Records
- - - - -

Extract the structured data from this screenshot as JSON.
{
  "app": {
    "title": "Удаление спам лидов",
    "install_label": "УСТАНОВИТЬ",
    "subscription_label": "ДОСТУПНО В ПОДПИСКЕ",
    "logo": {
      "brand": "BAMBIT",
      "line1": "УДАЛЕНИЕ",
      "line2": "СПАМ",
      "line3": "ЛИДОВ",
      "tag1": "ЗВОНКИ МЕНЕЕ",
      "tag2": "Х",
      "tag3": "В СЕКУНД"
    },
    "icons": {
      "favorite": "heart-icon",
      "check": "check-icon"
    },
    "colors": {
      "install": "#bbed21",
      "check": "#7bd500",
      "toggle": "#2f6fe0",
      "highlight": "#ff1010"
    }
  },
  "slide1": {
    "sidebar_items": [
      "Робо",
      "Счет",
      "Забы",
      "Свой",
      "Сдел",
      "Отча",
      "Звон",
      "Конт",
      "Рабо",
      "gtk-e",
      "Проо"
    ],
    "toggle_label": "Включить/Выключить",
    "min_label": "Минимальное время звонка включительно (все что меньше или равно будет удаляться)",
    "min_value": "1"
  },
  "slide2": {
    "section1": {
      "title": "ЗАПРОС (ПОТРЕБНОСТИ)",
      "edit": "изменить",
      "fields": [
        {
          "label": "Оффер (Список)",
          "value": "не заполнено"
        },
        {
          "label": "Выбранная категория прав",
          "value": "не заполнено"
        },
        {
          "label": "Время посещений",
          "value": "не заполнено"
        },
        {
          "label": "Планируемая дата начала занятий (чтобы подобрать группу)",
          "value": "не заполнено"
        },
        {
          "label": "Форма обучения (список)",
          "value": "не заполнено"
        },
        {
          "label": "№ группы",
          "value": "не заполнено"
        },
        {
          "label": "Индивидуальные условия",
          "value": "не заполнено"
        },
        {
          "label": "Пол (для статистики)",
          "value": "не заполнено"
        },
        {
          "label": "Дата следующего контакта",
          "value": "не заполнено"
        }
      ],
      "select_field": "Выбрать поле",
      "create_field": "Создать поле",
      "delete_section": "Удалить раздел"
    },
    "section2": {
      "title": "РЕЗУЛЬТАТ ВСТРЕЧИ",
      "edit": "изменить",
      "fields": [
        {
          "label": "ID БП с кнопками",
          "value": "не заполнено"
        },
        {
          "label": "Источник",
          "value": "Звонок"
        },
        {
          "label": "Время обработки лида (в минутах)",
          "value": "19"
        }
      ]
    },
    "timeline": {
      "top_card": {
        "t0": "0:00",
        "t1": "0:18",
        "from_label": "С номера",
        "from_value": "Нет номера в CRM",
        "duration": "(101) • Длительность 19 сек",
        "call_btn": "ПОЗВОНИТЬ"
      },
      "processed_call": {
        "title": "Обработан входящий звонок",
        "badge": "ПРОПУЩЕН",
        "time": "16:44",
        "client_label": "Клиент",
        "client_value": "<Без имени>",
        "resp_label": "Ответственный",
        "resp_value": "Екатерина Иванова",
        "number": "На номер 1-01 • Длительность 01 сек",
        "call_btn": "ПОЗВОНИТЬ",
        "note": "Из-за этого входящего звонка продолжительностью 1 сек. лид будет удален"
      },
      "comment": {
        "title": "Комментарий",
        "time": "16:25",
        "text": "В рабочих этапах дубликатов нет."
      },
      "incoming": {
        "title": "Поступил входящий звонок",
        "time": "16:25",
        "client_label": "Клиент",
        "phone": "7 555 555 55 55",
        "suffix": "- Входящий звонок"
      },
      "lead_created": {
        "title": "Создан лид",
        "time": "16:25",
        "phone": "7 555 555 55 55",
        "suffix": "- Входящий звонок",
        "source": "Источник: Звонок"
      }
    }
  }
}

- - - - -

Requirements
Go through the entries above and copy every line containing "title".

Answer to this problem
    "title": "Удаление спам лидов",
      "title": "ЗАПРОС (ПОТРЕБНОСТИ)",
      "title": "РЕЗУЛЬТАТ ВСТРЕЧИ",
        "title": "Обработан входящий звонок",
        "title": "Комментарий",
        "title": "Поступил входящий звонок",
        "title": "Создан лид",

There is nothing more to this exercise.